Among the entries that follow, tally the lines with the string "notæ". Give no more than the number.

━━ Data entries ━━

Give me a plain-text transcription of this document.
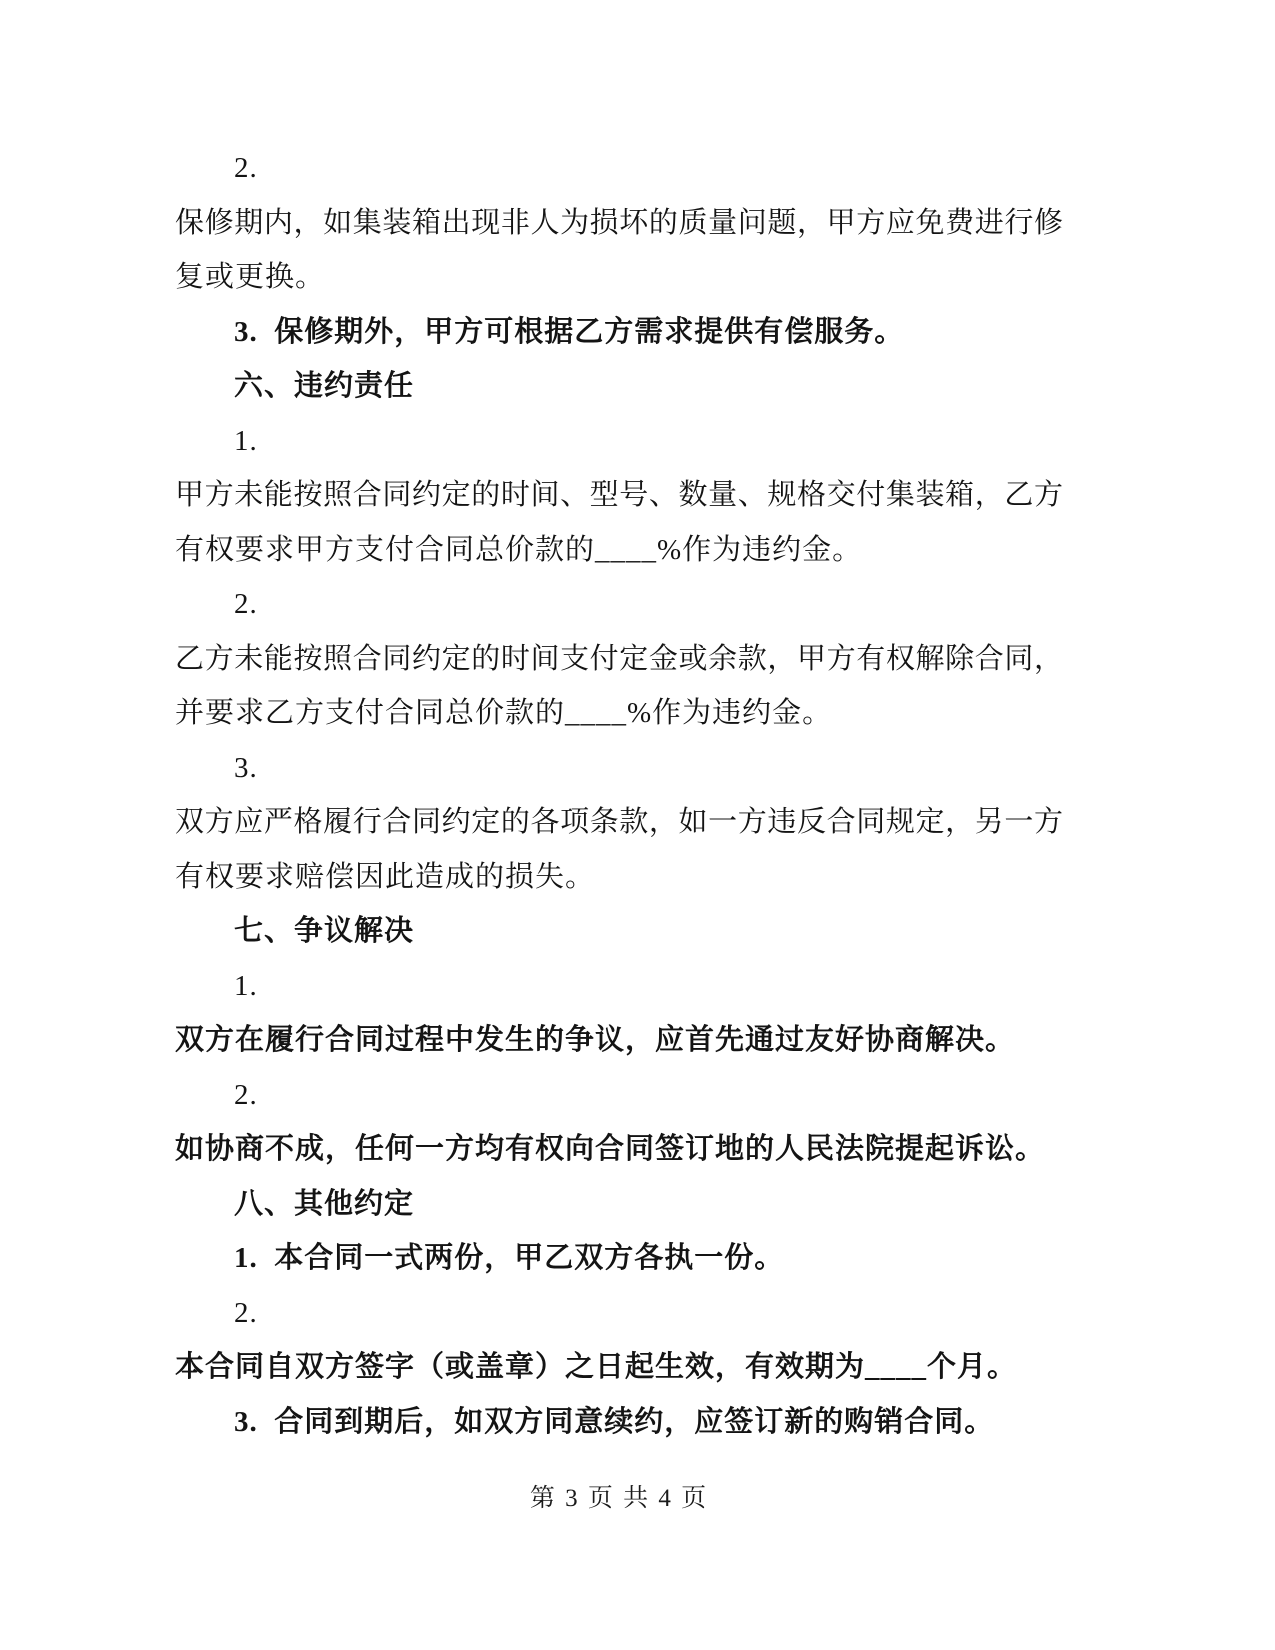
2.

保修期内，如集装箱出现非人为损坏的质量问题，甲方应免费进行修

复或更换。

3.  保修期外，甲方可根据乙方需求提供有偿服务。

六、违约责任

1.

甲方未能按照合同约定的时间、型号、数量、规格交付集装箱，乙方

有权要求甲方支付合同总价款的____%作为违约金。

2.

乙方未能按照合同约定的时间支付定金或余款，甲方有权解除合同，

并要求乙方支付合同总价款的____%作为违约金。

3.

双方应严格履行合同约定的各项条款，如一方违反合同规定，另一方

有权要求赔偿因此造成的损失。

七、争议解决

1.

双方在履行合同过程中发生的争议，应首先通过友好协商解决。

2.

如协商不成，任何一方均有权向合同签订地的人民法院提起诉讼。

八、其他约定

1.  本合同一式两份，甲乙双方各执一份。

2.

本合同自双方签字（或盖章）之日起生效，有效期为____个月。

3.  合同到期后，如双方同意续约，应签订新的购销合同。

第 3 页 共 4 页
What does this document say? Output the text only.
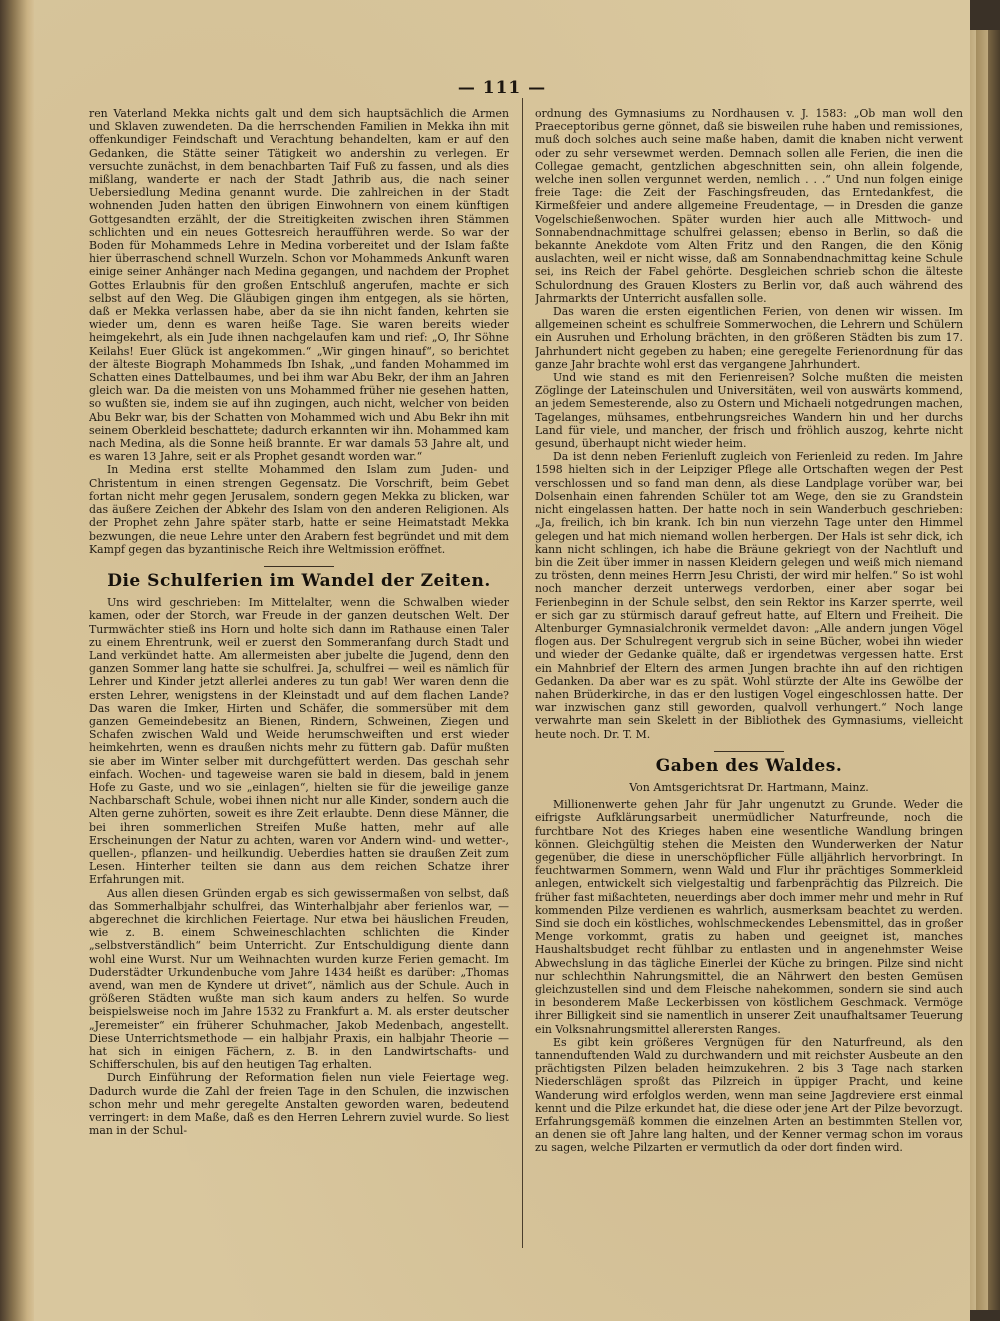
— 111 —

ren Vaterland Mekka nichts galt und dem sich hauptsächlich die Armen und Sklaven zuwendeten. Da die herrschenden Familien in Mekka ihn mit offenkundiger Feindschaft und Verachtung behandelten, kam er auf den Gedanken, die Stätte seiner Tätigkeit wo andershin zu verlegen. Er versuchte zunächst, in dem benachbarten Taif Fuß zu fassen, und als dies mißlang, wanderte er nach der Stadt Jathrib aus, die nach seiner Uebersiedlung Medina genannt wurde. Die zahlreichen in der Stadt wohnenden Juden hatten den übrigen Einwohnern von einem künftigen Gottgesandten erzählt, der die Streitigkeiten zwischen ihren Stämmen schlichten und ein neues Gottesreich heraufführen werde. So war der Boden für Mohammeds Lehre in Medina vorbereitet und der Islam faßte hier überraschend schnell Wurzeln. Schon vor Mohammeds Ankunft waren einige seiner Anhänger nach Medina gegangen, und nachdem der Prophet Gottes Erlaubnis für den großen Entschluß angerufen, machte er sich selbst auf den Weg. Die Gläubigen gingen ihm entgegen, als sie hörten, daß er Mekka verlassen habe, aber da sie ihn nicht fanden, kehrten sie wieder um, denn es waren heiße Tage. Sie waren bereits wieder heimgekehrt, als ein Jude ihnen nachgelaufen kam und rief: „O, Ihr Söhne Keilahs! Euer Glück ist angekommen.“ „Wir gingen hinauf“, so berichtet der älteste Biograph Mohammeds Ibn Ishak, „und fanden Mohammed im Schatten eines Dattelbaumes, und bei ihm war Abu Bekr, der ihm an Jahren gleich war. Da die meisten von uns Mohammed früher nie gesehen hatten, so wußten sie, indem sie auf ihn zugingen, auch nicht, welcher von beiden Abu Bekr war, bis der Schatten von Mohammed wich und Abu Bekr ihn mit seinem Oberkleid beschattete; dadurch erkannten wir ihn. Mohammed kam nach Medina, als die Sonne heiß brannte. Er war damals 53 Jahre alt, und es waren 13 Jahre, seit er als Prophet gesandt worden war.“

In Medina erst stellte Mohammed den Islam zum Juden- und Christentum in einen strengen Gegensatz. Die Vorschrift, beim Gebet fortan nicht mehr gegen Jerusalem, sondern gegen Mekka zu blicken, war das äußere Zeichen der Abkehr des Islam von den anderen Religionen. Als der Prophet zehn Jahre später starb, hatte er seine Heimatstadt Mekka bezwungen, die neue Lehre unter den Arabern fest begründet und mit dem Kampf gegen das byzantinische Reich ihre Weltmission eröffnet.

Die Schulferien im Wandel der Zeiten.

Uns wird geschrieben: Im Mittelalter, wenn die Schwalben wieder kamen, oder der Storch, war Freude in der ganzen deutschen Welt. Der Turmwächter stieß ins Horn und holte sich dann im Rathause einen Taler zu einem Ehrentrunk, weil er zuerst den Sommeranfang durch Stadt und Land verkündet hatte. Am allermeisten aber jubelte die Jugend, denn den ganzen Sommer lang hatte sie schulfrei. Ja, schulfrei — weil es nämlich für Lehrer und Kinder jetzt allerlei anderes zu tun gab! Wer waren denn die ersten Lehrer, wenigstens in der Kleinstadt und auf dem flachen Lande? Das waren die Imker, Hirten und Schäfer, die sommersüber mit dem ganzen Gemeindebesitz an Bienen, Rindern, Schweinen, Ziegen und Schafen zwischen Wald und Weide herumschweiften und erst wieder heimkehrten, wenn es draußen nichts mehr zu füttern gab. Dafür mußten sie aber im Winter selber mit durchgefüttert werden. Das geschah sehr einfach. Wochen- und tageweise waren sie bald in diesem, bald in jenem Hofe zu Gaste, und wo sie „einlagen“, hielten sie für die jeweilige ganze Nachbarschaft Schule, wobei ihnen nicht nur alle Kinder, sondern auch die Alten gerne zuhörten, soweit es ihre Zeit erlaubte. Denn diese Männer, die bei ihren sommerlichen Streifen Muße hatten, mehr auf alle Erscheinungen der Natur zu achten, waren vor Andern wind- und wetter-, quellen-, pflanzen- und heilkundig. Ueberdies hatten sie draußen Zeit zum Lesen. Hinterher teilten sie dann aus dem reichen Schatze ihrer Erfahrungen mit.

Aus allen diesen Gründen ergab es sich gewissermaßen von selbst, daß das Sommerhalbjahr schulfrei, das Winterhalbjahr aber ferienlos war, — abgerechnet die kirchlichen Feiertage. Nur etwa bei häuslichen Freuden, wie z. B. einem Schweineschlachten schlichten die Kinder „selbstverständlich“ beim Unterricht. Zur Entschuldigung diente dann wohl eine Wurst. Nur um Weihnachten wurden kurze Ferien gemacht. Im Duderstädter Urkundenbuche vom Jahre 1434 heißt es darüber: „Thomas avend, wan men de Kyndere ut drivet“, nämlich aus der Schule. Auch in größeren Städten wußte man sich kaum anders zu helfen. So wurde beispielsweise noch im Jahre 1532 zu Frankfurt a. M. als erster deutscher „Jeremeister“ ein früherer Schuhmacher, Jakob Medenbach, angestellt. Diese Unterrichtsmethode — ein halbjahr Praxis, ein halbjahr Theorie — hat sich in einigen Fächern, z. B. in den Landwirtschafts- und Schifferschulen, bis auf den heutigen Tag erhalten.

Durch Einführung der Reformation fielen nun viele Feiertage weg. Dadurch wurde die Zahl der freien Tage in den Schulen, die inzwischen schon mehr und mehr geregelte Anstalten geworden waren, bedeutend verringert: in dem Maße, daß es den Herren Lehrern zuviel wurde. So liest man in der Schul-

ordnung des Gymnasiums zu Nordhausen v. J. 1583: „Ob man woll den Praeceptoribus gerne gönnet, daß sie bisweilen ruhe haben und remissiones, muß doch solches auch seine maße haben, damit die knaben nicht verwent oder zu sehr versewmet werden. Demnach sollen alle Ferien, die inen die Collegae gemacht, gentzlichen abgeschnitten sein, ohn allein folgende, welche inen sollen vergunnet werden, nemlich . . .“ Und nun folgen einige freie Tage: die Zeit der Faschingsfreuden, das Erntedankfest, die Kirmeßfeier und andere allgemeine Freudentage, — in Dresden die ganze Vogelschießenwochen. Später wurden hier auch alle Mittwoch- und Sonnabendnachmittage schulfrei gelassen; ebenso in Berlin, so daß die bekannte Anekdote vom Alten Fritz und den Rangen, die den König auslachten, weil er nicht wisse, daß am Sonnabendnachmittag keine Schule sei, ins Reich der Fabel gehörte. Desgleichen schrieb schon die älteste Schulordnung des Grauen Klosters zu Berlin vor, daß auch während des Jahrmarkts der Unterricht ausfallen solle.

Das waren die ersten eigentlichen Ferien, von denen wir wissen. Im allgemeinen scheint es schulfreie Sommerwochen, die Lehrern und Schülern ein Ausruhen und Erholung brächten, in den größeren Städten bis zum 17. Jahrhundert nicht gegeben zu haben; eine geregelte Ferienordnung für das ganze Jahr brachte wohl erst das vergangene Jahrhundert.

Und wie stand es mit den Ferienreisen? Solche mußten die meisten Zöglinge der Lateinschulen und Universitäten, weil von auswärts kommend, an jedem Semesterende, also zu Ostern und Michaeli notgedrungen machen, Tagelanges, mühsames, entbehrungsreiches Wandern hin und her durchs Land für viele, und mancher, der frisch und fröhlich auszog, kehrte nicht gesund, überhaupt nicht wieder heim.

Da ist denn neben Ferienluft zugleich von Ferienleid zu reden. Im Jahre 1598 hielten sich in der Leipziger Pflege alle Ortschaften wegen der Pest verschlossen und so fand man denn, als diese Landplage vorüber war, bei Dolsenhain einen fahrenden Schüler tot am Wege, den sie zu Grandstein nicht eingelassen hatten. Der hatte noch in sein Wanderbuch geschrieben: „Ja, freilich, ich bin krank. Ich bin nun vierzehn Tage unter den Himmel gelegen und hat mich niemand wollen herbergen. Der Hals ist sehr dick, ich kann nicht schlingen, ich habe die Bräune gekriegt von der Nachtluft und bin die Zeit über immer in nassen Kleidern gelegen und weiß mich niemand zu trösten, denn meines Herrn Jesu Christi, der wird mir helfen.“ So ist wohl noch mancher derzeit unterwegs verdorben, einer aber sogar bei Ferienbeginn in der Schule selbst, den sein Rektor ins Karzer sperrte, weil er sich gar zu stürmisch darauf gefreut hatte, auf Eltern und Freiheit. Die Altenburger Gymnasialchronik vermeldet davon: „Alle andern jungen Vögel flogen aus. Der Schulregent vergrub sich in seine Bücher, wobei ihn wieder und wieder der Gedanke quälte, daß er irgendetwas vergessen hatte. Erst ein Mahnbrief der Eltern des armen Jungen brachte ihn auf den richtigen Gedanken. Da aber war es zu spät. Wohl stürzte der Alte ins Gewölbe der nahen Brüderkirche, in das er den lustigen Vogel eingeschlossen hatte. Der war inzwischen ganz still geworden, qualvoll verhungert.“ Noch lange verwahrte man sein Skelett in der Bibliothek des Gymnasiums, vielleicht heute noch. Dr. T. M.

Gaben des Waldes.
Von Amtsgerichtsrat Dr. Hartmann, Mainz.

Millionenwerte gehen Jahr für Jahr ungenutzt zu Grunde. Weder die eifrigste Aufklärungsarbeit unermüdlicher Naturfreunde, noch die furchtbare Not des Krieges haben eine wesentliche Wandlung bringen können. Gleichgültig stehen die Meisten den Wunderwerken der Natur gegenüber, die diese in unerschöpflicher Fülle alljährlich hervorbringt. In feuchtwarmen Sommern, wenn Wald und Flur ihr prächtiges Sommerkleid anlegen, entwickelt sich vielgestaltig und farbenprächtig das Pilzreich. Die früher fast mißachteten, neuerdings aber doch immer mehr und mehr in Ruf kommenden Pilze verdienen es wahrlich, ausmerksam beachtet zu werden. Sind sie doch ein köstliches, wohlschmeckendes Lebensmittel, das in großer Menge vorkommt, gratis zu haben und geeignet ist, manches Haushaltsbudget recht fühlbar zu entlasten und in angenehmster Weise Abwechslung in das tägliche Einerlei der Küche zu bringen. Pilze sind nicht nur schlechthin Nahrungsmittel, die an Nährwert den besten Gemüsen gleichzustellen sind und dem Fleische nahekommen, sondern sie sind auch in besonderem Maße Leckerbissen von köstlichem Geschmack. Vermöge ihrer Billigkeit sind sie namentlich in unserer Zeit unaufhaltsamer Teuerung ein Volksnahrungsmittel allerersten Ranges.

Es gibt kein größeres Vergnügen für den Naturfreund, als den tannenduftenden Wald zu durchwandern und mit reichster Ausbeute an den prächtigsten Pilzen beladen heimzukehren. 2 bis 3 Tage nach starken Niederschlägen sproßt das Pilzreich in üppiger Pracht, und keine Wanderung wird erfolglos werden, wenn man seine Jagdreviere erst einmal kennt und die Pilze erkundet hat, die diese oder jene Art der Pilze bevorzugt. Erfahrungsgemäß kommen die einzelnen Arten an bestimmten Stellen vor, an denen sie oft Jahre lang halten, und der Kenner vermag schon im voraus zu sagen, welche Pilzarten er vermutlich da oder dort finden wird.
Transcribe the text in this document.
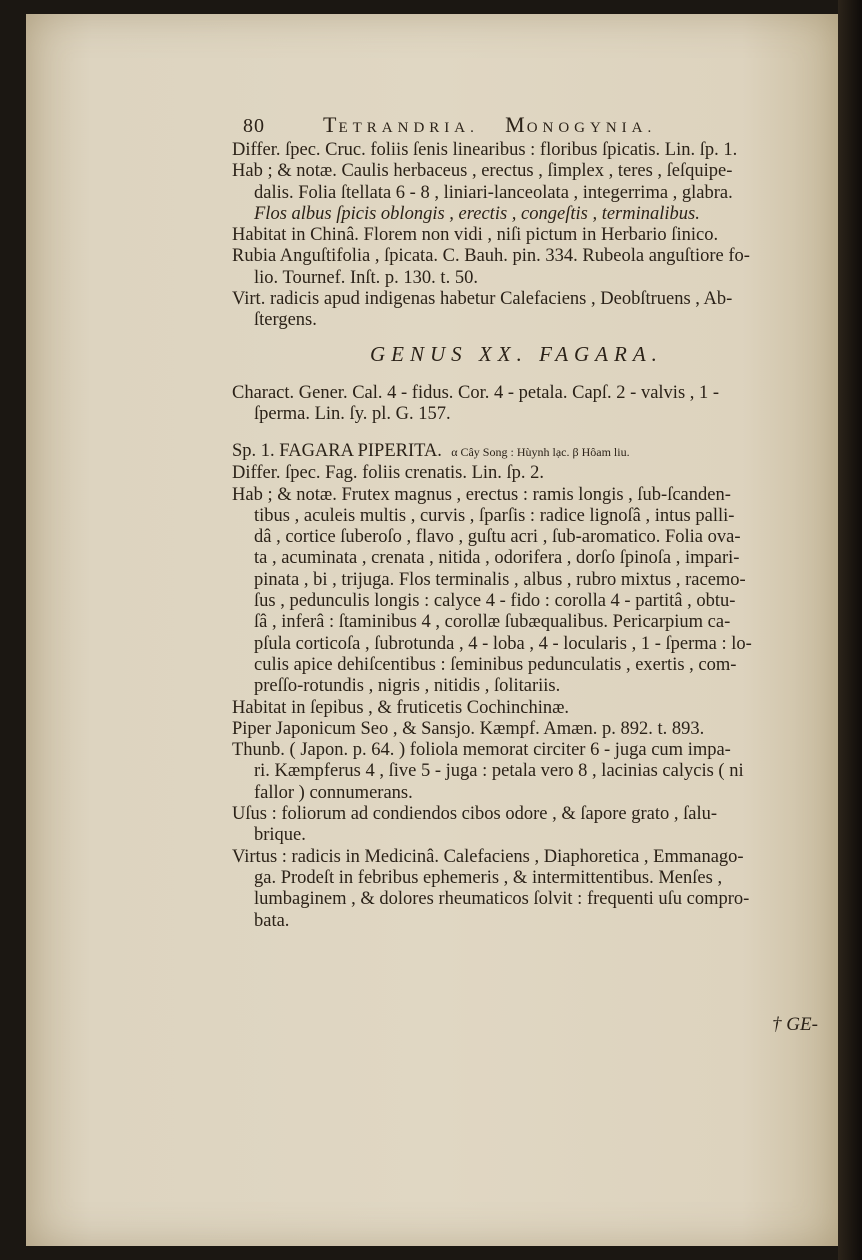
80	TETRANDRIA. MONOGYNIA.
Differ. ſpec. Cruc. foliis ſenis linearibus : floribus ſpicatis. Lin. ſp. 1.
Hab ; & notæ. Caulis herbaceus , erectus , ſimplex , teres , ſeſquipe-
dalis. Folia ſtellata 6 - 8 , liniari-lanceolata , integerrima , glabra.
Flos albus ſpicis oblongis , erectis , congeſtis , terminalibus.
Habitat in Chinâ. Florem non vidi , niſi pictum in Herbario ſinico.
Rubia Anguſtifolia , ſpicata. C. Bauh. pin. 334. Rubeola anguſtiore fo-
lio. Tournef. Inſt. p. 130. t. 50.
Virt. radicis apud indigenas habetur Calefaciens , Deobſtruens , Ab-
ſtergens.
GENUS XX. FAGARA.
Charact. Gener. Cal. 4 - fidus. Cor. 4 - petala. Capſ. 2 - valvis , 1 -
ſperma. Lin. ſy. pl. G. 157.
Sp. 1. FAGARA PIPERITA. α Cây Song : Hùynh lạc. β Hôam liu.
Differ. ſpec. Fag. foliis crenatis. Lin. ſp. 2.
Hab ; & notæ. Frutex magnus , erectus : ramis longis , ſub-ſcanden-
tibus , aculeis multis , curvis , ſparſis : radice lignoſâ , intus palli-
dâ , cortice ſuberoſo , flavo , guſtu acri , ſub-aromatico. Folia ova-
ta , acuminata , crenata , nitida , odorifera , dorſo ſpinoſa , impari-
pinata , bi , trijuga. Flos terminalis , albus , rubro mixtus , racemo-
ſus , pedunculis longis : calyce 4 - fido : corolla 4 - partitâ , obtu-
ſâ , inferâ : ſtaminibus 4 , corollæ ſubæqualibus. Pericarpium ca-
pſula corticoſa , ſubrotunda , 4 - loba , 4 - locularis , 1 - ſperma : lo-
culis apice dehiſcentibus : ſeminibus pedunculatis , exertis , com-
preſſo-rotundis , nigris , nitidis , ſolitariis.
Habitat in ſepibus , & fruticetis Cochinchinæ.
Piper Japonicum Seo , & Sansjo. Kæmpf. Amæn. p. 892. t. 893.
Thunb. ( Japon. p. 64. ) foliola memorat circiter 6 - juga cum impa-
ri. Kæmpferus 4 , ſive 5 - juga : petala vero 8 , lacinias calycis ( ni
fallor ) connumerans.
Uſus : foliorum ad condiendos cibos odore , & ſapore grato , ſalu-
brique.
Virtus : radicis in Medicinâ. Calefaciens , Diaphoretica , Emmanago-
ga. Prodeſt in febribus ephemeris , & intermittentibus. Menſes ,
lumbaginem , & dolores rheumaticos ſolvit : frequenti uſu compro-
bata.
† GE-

━━━

■ Response for this exercise ■
2